Tripp Lite is an American manufacturer of power protection and connecting electrical devices.  It was founded in 1922 and is headquartered in Chicago, Illinois. The company employs more than 450 people and maintains a sales presence in over 80 countries worldwide. Tripp Lite manufactures a variety of product categories, including UPS systems, UPS replacement batteries, surge protectors, electrical cables and connectors, power inverters, KVM switches, power strips, PDUs, racks and rack cooling systems, power management software, laptop accessories, and audio/video solutions. Tripp Lite is ISO 9001 certified.

History 
Tripp Lite grew along with the cloud computing industry with their products widely used in data centers.

In 2020 Tripp Lite filed a lawsuit against the federal government over the Trump tariffs on Chinese goods.

_Information provided_
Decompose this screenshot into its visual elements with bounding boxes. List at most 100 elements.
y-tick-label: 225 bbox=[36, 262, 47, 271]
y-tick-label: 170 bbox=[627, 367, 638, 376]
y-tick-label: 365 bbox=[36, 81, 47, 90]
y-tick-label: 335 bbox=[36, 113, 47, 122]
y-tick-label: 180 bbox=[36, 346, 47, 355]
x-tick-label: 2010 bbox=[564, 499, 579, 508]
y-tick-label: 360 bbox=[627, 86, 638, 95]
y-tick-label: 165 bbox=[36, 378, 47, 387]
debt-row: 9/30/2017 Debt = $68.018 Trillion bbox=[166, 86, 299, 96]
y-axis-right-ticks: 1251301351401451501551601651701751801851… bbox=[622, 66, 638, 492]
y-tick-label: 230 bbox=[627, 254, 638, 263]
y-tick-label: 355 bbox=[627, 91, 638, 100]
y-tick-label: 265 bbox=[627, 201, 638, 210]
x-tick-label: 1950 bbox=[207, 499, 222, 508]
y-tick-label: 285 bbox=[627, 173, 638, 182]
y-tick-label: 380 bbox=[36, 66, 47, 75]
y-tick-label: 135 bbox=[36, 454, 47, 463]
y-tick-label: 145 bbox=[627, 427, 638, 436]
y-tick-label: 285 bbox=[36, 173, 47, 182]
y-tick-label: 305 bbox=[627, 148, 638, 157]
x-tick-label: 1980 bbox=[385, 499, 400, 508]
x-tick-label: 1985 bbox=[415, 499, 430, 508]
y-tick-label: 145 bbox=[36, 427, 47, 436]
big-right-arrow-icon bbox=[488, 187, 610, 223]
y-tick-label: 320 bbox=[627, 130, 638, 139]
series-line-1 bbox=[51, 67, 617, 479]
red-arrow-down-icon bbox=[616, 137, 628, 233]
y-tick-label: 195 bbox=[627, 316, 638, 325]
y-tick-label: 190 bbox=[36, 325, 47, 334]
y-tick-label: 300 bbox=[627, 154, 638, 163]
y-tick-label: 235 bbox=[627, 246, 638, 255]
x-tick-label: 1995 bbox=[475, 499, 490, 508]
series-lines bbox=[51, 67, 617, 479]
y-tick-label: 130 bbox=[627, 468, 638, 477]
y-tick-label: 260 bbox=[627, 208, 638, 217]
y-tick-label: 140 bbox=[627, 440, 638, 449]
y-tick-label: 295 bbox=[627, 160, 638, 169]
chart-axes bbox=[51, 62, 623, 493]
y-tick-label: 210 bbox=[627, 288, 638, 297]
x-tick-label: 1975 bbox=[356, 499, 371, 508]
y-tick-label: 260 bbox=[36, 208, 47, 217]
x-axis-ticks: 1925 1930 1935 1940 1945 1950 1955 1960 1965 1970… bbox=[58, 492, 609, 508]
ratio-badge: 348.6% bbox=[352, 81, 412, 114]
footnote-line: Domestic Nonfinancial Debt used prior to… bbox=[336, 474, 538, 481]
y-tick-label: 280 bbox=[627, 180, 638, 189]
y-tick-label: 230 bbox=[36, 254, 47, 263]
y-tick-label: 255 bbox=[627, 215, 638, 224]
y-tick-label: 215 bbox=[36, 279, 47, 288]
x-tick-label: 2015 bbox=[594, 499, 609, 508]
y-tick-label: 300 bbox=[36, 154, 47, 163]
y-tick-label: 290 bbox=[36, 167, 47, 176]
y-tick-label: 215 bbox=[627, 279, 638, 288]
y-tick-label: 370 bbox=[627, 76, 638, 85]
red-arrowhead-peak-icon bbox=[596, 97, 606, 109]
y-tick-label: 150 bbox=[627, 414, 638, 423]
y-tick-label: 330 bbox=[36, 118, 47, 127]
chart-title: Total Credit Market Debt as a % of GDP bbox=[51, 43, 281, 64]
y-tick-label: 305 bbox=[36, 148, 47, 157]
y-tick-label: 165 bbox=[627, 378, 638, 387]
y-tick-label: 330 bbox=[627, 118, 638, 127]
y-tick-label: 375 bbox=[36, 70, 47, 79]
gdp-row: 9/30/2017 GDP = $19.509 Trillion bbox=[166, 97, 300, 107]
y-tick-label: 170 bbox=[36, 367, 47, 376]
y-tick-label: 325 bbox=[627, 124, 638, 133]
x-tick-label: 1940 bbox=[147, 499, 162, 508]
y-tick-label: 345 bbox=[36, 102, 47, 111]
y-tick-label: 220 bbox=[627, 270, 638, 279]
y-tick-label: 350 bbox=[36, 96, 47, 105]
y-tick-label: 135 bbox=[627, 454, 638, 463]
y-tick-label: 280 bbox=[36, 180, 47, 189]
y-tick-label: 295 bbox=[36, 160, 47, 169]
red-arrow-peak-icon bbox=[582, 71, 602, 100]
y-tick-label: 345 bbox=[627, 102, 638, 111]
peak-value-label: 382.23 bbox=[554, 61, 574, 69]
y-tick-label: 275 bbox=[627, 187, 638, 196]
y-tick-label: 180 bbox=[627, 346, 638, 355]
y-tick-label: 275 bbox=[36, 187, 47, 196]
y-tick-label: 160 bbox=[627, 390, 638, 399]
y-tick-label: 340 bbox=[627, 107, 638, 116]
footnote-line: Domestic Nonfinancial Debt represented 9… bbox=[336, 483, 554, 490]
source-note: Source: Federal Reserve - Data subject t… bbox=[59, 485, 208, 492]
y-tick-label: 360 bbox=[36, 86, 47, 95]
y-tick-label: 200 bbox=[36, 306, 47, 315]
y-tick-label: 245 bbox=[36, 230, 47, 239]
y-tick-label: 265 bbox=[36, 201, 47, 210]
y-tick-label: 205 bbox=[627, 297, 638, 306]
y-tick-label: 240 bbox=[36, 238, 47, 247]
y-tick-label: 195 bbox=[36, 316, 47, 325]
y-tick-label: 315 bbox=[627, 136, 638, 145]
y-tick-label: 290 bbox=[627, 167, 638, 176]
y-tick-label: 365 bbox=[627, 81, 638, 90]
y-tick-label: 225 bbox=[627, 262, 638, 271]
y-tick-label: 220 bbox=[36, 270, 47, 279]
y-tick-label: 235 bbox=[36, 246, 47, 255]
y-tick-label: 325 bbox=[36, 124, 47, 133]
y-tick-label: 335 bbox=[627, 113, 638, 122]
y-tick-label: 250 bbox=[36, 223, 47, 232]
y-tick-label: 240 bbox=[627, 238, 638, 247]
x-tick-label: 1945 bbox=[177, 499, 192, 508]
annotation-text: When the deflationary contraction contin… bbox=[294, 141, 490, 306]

_Directive_
According to the Tripp Lite passage, why did the company grow along with the cloud computing industry? Answer in one to three sentences. These items have no connection to the Tripp Lite passage.

_Answer in full_
Tripp Lite's products are widely used in data centers, so the company grew as the cloud computing industry grew.